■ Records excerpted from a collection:
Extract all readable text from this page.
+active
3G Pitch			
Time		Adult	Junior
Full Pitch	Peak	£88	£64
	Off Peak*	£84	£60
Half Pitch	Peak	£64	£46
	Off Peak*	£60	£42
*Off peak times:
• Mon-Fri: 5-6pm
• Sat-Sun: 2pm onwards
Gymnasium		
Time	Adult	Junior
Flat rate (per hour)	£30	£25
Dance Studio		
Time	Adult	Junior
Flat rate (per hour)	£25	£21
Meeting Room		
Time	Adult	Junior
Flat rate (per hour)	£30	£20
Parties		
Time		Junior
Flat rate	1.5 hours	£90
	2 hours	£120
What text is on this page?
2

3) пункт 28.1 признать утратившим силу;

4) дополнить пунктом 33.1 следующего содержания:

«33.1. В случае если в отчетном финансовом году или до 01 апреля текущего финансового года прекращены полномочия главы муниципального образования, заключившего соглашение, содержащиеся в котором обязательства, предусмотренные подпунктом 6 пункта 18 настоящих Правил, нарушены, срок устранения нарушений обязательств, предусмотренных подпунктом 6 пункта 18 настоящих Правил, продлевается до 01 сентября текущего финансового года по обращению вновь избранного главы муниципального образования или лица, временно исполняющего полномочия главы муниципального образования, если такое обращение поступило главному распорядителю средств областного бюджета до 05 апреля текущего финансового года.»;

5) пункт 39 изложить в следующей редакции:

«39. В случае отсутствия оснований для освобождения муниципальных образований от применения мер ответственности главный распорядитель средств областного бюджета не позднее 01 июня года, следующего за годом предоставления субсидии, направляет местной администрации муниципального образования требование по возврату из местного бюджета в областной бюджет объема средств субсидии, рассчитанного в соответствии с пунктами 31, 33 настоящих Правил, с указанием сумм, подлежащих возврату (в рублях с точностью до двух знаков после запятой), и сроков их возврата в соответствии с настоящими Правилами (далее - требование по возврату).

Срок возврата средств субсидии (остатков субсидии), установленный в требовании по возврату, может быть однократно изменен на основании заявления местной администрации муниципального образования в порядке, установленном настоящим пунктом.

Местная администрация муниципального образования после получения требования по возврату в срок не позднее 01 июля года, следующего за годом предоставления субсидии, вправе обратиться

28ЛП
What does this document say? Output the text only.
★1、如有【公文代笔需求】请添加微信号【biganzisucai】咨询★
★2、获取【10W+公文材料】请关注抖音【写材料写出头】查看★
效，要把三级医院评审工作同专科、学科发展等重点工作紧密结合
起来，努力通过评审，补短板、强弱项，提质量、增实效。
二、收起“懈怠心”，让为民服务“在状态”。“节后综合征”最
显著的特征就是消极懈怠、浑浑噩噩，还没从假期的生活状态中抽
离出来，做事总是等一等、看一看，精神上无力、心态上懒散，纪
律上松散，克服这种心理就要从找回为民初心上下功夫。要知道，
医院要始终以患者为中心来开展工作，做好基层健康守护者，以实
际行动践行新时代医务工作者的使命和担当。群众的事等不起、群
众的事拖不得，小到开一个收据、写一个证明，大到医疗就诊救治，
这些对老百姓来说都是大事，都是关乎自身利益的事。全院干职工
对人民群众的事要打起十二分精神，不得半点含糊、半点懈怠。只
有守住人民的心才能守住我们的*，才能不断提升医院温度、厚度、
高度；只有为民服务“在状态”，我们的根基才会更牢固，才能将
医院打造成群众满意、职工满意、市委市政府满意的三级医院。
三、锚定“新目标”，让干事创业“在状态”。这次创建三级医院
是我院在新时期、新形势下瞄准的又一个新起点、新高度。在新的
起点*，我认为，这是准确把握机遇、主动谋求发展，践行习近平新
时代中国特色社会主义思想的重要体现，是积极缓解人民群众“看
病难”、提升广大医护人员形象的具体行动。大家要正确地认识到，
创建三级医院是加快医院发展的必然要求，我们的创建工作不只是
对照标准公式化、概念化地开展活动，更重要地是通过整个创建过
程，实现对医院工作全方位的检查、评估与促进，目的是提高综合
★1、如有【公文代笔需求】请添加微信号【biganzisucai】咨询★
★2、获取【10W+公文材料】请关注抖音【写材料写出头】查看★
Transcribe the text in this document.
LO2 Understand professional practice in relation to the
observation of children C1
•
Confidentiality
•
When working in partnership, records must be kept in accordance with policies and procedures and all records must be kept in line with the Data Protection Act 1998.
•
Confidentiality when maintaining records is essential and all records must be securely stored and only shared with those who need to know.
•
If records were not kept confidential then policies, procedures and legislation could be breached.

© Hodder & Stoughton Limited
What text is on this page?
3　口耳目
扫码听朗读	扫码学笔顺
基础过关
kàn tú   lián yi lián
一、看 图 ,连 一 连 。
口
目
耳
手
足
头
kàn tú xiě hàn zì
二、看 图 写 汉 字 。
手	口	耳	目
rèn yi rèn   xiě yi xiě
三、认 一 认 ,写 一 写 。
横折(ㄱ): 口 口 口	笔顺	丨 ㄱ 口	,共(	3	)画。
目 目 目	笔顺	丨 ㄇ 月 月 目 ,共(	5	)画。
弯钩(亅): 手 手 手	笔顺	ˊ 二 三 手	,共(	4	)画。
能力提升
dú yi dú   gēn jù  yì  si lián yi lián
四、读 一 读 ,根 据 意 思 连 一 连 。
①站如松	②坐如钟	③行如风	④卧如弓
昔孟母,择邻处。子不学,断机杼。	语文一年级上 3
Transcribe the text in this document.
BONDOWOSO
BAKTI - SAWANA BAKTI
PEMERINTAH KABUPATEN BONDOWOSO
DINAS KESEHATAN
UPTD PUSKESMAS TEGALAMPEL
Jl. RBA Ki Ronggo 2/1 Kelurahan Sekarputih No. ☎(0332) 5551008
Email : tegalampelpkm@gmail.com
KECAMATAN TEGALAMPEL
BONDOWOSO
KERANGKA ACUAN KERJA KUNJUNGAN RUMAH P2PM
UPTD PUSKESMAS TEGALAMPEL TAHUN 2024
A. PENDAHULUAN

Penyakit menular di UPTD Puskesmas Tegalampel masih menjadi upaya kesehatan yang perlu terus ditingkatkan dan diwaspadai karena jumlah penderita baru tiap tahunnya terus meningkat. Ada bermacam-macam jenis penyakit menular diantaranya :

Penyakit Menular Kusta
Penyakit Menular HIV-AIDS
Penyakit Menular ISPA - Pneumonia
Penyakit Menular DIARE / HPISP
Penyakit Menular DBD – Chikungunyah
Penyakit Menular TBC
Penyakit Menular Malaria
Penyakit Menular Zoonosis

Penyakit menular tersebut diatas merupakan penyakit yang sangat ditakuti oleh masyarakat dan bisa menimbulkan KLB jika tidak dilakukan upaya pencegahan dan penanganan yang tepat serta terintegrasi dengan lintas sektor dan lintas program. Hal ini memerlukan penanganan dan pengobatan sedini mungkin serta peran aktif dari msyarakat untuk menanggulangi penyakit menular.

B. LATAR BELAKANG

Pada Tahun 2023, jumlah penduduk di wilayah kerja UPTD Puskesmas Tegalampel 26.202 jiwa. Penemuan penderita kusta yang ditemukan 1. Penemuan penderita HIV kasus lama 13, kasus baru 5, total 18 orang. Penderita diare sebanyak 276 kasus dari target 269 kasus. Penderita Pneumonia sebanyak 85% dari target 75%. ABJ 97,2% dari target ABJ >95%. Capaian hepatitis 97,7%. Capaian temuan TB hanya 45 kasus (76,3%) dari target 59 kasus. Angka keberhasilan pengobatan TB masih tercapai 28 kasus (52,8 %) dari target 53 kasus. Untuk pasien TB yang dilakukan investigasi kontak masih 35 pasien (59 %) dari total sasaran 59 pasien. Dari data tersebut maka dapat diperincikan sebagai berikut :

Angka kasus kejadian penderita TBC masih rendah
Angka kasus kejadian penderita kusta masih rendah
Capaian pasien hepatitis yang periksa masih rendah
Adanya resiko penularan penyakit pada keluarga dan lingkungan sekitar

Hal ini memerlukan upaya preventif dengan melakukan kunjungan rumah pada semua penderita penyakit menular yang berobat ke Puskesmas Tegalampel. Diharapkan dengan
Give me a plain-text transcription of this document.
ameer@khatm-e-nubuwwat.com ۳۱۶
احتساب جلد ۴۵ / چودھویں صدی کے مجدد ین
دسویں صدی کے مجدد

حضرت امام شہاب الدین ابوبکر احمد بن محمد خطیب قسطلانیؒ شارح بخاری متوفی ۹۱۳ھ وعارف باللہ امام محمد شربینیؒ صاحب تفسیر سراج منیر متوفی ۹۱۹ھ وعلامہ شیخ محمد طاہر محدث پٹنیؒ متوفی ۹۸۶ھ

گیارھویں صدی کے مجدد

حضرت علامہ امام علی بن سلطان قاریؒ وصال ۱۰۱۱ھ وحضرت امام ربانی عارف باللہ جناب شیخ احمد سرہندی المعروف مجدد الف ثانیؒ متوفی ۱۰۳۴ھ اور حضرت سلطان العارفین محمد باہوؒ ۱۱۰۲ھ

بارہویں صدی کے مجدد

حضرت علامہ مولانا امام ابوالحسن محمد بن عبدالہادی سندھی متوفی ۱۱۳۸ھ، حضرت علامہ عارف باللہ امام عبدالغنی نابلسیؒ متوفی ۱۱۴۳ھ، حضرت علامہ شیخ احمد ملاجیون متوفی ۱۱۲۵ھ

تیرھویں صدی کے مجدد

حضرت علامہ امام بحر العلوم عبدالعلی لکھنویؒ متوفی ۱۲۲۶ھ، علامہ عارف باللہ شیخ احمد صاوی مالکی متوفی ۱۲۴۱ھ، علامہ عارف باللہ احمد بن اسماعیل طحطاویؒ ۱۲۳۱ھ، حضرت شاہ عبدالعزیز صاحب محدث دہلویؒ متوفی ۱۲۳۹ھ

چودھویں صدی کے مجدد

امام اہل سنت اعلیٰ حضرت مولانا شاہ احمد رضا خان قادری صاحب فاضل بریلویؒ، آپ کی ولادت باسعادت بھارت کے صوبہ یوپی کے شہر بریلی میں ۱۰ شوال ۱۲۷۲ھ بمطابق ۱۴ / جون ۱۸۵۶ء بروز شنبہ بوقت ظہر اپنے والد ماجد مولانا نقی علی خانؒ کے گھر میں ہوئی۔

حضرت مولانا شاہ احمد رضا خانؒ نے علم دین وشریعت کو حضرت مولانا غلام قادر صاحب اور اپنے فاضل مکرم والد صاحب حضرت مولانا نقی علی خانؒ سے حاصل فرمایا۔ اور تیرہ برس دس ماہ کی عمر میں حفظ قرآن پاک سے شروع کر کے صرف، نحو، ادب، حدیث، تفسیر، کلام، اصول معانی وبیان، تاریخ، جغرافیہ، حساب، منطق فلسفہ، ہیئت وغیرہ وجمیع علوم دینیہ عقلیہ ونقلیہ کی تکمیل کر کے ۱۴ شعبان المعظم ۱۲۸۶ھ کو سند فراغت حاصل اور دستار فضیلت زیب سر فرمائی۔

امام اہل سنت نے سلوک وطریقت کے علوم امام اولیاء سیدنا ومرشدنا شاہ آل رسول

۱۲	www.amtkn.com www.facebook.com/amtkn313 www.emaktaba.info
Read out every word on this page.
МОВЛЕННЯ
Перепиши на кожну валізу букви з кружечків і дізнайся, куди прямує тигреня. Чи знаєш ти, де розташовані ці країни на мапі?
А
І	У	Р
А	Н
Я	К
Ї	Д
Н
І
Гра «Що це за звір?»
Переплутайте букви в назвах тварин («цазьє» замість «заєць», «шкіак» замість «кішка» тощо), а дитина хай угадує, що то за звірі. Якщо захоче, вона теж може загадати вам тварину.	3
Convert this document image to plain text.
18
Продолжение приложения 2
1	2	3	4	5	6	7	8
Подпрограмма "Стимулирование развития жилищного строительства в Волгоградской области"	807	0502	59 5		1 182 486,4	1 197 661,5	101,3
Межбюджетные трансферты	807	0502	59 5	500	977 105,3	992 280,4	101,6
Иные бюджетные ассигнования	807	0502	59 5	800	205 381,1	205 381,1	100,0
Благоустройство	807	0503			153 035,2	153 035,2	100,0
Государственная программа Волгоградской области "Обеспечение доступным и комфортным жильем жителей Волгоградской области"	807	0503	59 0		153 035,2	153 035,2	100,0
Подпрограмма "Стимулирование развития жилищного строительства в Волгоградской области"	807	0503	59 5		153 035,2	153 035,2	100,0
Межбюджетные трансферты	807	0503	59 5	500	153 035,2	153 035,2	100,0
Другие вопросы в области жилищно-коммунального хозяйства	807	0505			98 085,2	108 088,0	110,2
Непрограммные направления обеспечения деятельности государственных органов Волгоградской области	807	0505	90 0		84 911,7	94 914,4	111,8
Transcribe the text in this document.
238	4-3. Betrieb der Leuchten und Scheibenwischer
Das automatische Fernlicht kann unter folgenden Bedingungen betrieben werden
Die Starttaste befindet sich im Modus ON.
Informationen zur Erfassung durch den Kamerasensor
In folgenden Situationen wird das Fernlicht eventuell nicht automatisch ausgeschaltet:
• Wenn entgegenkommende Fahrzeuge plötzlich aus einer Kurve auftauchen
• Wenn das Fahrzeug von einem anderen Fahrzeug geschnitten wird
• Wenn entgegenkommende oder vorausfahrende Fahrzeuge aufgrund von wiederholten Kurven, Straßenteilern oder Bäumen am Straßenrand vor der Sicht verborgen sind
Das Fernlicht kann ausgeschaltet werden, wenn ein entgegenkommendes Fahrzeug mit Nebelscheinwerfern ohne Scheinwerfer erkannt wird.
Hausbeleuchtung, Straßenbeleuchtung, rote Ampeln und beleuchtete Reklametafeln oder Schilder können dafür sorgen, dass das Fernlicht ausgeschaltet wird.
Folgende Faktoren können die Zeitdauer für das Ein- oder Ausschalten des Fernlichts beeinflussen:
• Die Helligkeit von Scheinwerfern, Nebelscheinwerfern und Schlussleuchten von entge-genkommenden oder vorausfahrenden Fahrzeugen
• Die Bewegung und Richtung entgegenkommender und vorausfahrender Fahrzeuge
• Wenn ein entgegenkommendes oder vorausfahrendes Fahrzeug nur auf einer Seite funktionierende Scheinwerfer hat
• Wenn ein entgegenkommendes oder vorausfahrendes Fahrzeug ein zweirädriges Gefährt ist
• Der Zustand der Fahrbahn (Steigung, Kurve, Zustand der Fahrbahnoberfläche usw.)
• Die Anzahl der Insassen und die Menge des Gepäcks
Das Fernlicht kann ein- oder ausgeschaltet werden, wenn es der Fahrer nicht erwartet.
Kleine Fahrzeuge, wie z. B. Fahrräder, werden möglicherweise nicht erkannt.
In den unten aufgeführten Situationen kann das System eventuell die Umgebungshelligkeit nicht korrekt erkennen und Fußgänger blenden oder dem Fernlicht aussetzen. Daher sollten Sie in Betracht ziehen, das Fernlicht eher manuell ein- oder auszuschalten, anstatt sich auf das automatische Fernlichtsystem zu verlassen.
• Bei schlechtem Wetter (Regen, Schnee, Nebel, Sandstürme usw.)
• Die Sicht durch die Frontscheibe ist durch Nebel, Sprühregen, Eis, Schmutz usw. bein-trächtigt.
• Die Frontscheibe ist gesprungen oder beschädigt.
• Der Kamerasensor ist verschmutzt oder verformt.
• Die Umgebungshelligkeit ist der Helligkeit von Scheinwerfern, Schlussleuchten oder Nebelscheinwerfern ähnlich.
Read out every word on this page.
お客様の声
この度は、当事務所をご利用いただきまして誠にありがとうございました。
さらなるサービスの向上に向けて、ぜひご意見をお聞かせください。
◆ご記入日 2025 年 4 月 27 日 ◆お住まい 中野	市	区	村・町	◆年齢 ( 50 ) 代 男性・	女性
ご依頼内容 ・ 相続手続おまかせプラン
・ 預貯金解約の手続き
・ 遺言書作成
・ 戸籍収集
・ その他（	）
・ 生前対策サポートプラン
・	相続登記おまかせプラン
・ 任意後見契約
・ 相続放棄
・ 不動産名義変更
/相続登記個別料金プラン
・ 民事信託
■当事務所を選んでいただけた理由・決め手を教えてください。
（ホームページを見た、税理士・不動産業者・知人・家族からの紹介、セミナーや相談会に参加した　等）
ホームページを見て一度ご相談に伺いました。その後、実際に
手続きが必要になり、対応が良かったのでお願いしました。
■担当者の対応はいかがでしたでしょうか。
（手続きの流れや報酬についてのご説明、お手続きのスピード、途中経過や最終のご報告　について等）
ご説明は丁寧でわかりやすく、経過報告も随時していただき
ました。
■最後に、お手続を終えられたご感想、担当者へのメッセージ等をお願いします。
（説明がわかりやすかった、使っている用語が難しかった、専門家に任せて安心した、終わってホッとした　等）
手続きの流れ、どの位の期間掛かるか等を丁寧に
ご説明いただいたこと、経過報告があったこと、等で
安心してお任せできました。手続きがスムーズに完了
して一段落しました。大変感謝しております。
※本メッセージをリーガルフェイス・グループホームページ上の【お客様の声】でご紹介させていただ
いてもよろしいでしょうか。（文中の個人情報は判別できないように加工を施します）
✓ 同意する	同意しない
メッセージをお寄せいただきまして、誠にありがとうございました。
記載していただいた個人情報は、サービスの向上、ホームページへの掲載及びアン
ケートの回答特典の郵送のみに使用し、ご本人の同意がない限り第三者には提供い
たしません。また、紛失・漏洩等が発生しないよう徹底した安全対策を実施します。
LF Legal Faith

■ Task description: Gather all lines from the listing above in which "محدث" occurs.

■ Solved problem:
حضرت امام شہاب الدین ابوبکر احمد بن محمد خطیب قسطلانیؒ شارح بخاری متوفی ۹۱۳ھ وعارف باللہ امام محمد شربینیؒ صاحب تفسیر سراج منیر متوفی ۹۱۹ھ وعلامہ شیخ محمد طاہر محدث پٹنیؒ متوفی ۹۸۶ھ
حضرت علامہ امام بحر العلوم عبدالعلی لکھنویؒ متوفی ۱۲۲۶ھ، علامہ عارف باللہ شیخ احمد صاوی مالکی متوفی ۱۲۴۱ھ، علامہ عارف باللہ احمد بن اسماعیل طحطاویؒ ۱۲۳۱ھ، حضرت شاہ عبدالعزیز صاحب محدث دہلویؒ متوفی ۱۲۳۹ھ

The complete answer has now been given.